§ **YOUR TASK**: Gather up all lines that carry the word "color".

§ **GIVEN DATA**:
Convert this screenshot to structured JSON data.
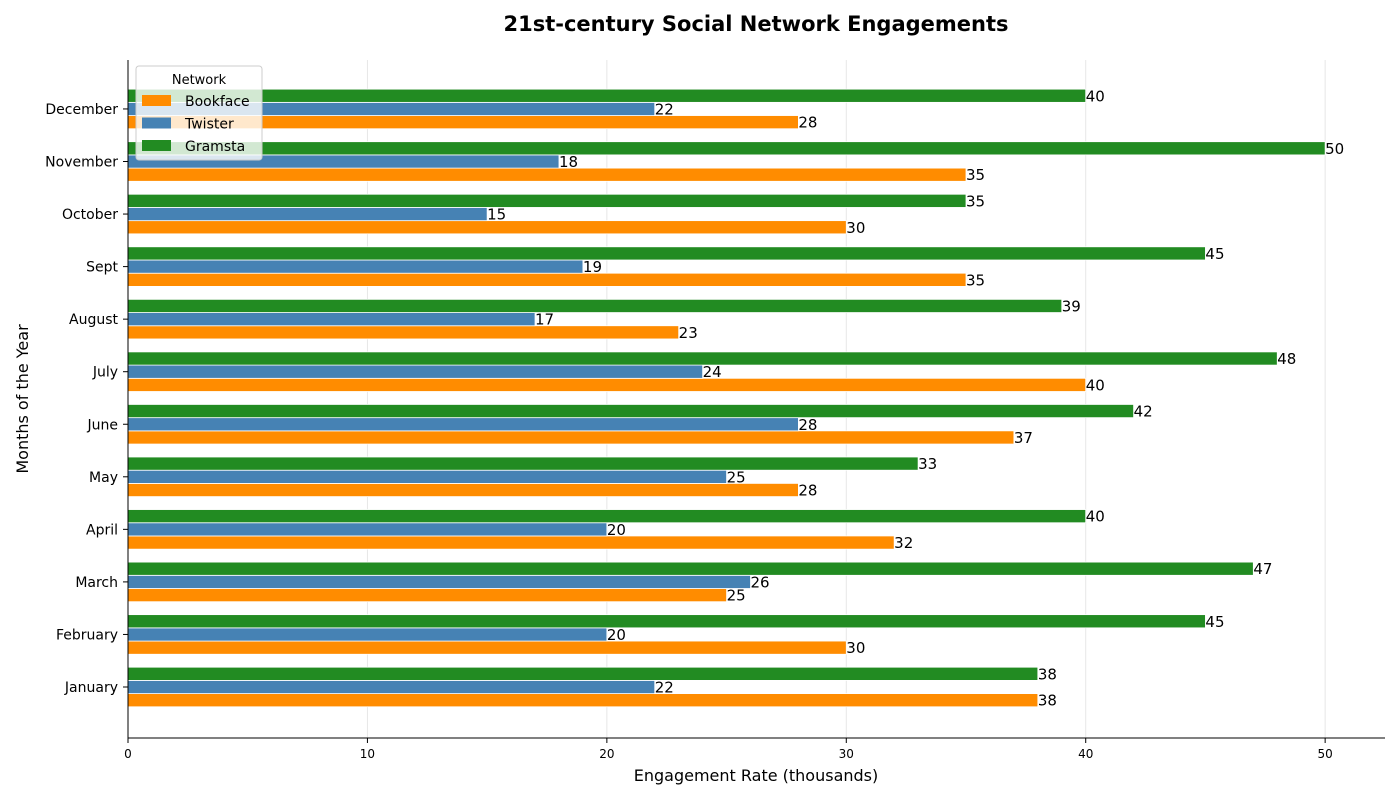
{
  "chart_data": {
    "type": "bar",
    "orientation": "horizontal",
    "title": "21st-century Social Network Engagements",
    "xlabel": "Engagement Rate (thousands)",
    "ylabel": "Months of the Year",
    "categories": [
      "January",
      "February",
      "March",
      "April",
      "May",
      "June",
      "July",
      "August",
      "Sept",
      "October",
      "November",
      "December"
    ],
    "series": [
      {
        "name": "Bookface",
        "color": "#ff8c00",
        "values": [
          38,
          30,
          25,
          32,
          28,
          37,
          40,
          23,
          35,
          30,
          35,
          28
        ]
      },
      {
        "name": "Twister",
        "color": "#4682b4",
        "values": [
          22,
          20,
          26,
          20,
          25,
          28,
          24,
          17,
          19,
          15,
          18,
          22
        ]
      },
      {
        "name": "Gramsta",
        "color": "#228b22",
        "values": [
          38,
          45,
          47,
          40,
          33,
          42,
          48,
          39,
          45,
          35,
          50,
          40
        ]
      }
    ],
    "xlim": [
      0,
      52.5
    ],
    "xticks": [
      0,
      10,
      20,
      30,
      40,
      50
    ],
    "grid": "x",
    "legend": {
      "title": "Network",
      "placement": "top-left"
    }
  }
}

§ **RESULT FOR THIS EXERCISE**:
        "color": "#ff8c00",
        "color": "#4682b4",
        "color": "#228b22",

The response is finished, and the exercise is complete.